* [Written problem]: Assemble all lines in which the string "name" appears.

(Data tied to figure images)
################
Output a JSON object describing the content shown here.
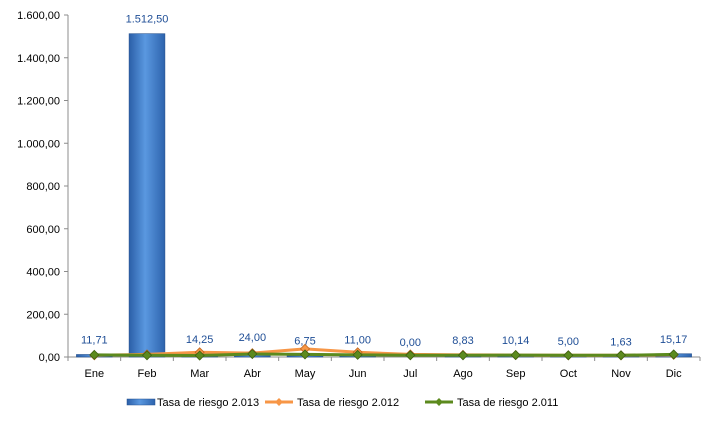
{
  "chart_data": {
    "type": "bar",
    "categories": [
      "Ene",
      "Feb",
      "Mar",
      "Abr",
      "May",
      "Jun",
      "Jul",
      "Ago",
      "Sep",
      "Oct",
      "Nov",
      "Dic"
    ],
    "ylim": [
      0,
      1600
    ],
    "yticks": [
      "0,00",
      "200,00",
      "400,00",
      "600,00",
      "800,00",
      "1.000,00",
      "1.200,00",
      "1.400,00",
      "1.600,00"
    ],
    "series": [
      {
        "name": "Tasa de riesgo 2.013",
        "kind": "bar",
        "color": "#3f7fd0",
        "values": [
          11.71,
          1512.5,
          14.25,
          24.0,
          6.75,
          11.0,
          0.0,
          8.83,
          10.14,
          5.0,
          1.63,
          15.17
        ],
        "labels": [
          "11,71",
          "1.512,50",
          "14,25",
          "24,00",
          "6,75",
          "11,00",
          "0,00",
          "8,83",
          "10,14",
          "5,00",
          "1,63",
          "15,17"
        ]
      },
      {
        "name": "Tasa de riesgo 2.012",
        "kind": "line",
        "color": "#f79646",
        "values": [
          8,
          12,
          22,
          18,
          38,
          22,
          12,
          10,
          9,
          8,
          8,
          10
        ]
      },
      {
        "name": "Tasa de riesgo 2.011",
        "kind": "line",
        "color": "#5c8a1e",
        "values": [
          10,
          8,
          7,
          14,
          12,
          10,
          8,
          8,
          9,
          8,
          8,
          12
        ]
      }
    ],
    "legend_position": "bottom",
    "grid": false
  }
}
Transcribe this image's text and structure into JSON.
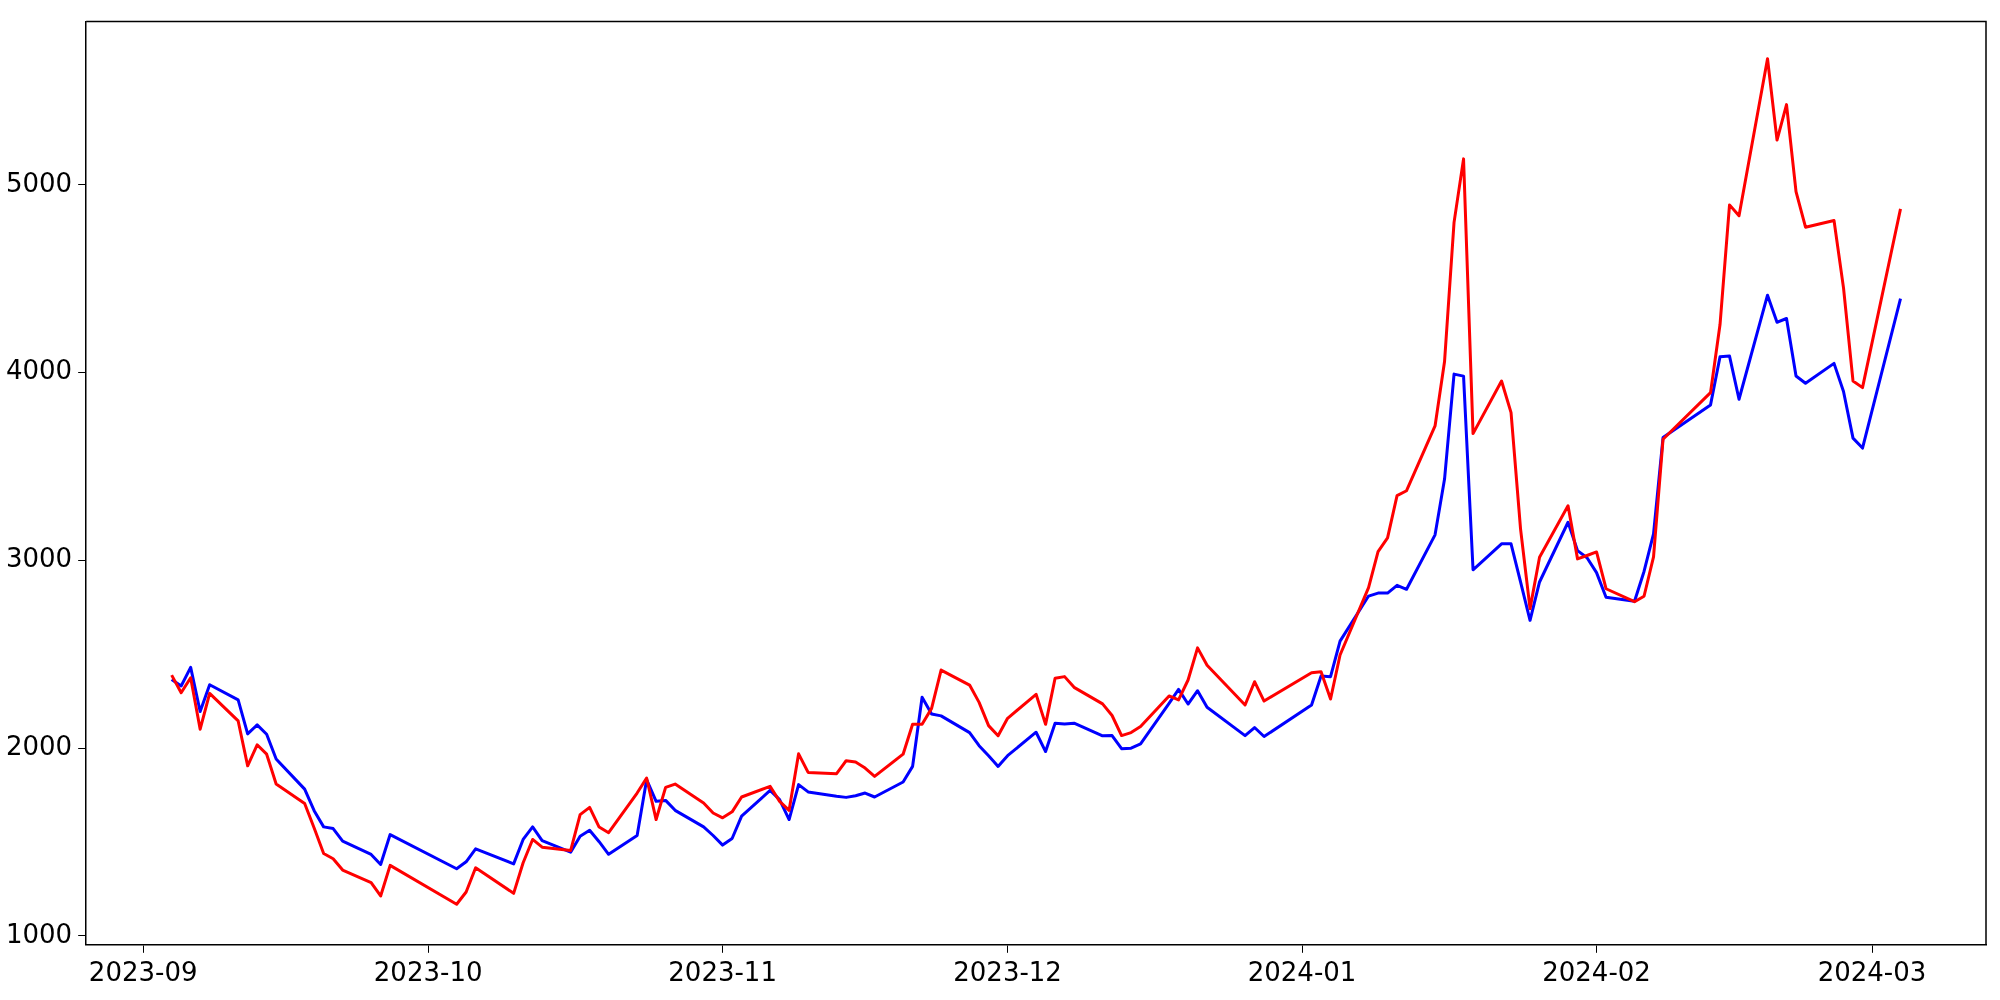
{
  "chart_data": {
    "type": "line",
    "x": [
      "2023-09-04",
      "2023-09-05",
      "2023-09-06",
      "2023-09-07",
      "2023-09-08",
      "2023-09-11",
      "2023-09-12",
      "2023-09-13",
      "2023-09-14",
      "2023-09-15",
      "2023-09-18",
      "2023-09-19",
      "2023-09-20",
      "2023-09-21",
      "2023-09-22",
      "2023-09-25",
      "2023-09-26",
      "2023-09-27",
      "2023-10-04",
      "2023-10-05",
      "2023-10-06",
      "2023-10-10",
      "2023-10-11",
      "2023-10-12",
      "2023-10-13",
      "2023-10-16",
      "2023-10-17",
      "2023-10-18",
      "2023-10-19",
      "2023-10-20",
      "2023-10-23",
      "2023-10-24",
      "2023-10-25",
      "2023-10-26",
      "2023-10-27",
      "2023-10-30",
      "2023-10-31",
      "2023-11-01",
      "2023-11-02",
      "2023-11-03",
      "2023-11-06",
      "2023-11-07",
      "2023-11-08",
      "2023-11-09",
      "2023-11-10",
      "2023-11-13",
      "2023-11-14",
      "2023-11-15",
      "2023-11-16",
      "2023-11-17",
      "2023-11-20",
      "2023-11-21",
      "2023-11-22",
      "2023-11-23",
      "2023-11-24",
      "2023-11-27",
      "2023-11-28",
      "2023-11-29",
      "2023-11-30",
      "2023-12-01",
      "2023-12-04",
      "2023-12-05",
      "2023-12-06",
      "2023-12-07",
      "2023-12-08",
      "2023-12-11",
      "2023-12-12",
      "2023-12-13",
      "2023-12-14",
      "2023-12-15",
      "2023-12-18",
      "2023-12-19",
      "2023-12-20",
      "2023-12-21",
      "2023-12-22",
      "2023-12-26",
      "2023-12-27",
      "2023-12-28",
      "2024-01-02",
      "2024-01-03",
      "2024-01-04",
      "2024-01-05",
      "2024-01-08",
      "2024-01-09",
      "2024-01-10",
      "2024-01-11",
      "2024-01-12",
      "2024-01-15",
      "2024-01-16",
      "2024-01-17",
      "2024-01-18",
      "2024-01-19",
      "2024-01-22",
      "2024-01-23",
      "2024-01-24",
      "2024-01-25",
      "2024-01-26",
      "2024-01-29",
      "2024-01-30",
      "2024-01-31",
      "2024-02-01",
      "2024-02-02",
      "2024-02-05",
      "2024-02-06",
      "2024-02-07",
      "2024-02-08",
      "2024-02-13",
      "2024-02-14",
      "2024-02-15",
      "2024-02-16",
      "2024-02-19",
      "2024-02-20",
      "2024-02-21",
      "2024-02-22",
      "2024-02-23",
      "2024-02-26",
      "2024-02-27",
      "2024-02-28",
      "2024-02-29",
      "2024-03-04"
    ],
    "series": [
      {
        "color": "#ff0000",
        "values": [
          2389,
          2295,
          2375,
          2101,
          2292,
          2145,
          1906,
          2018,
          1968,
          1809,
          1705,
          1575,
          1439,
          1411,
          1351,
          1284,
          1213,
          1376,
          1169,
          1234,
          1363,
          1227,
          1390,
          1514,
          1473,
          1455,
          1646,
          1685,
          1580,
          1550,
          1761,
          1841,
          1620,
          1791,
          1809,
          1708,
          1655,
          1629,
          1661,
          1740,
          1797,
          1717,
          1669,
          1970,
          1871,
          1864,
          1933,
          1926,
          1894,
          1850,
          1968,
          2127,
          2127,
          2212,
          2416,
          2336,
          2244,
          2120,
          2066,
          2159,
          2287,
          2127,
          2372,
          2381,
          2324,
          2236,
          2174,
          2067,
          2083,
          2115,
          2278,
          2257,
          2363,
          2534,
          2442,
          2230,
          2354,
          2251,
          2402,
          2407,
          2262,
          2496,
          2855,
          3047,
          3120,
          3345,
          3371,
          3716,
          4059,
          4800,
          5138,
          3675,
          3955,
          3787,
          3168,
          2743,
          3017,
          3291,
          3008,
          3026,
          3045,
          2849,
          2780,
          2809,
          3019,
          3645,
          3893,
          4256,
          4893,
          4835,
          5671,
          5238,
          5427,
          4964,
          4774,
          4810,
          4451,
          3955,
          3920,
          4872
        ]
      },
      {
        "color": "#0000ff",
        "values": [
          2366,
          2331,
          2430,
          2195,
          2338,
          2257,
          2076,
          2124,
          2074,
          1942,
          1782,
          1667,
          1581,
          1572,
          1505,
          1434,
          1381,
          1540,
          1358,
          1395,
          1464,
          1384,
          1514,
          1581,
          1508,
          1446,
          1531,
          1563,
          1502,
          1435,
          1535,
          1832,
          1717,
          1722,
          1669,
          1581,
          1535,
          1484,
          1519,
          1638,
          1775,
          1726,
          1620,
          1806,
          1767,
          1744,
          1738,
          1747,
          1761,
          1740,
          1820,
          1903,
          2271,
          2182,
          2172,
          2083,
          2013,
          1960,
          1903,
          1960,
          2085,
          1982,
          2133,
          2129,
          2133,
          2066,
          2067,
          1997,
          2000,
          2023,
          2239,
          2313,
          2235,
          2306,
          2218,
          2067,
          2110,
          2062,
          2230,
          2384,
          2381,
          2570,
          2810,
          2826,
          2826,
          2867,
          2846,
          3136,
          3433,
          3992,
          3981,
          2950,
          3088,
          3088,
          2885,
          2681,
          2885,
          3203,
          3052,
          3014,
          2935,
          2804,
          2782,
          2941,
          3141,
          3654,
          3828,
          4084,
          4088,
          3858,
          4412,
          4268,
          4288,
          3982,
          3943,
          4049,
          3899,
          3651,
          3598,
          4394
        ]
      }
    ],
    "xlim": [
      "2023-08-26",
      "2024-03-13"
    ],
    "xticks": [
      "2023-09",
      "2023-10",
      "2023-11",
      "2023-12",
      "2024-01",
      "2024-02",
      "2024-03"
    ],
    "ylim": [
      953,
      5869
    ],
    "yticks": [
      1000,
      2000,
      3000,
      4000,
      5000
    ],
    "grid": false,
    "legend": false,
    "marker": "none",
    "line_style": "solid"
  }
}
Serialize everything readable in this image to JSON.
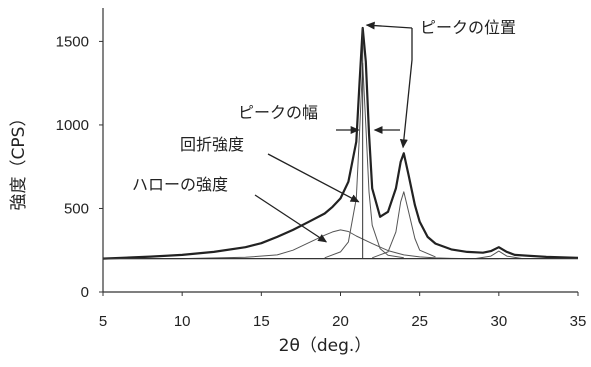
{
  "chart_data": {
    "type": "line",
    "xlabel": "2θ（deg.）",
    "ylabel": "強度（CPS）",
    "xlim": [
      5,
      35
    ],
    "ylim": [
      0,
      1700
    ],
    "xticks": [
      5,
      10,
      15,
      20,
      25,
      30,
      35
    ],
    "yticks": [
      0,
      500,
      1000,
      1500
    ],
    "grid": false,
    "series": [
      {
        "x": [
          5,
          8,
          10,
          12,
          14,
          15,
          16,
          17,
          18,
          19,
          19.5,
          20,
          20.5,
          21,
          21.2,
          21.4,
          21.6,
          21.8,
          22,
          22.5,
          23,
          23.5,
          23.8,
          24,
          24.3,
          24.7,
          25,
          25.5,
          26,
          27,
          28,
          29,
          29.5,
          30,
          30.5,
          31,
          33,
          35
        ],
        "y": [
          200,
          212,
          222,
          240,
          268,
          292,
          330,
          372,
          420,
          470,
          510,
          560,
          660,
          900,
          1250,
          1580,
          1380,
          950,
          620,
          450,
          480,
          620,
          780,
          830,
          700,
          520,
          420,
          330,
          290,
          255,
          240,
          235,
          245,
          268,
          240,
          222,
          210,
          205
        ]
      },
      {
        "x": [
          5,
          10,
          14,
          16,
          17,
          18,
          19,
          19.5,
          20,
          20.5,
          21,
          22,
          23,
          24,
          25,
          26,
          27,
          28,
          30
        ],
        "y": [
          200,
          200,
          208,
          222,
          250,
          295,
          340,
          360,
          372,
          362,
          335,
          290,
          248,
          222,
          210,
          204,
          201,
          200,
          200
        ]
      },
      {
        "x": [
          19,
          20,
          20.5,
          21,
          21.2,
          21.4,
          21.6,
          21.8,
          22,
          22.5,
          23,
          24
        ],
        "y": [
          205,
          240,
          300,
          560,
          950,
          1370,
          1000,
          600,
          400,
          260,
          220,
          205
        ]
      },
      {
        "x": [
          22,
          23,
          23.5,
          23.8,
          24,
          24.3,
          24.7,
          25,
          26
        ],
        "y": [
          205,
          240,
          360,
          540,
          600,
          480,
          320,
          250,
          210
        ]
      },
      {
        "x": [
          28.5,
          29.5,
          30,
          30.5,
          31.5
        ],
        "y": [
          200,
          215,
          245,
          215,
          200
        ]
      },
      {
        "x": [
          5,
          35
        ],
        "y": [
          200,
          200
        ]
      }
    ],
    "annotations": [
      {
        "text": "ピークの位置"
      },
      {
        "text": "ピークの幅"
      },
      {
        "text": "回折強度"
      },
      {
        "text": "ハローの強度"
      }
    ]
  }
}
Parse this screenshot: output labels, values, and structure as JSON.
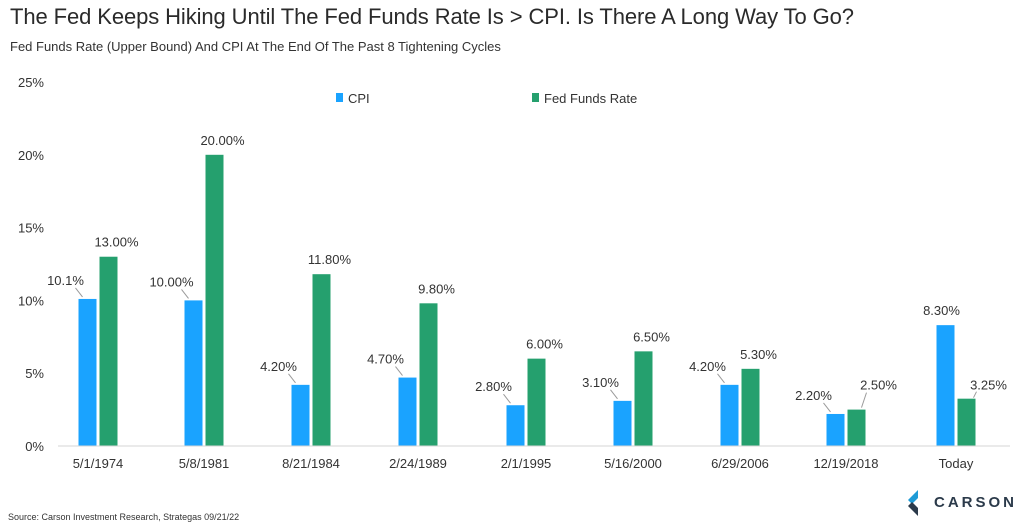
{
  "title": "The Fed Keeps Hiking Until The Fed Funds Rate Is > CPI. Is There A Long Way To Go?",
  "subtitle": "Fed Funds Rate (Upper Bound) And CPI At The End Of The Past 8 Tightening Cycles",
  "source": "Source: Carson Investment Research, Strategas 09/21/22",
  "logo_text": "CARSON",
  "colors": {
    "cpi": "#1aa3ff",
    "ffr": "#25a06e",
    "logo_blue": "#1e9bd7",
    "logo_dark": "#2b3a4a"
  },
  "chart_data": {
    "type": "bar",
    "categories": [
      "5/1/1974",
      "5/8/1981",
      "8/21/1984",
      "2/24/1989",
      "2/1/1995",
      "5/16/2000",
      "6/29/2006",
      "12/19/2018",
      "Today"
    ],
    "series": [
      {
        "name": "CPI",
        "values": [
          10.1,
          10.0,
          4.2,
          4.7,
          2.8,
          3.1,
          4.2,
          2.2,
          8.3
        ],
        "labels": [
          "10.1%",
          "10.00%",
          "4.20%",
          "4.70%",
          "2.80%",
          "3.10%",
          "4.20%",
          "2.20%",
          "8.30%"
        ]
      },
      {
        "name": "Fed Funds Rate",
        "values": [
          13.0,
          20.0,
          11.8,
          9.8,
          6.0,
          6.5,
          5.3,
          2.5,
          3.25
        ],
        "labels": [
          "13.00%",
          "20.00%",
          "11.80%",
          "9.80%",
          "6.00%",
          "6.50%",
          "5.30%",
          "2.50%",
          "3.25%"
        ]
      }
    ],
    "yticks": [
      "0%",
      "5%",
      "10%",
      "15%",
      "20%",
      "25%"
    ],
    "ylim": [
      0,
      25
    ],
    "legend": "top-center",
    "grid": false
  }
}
################
* [Task output]:
        "name": "Tasa de riesgo 2.013",
        "name": "Tasa de riesgo 2.012",
        "name": "Tasa de riesgo 2.011",
        "name": "CPI",
        "name": "Fed Funds Rate",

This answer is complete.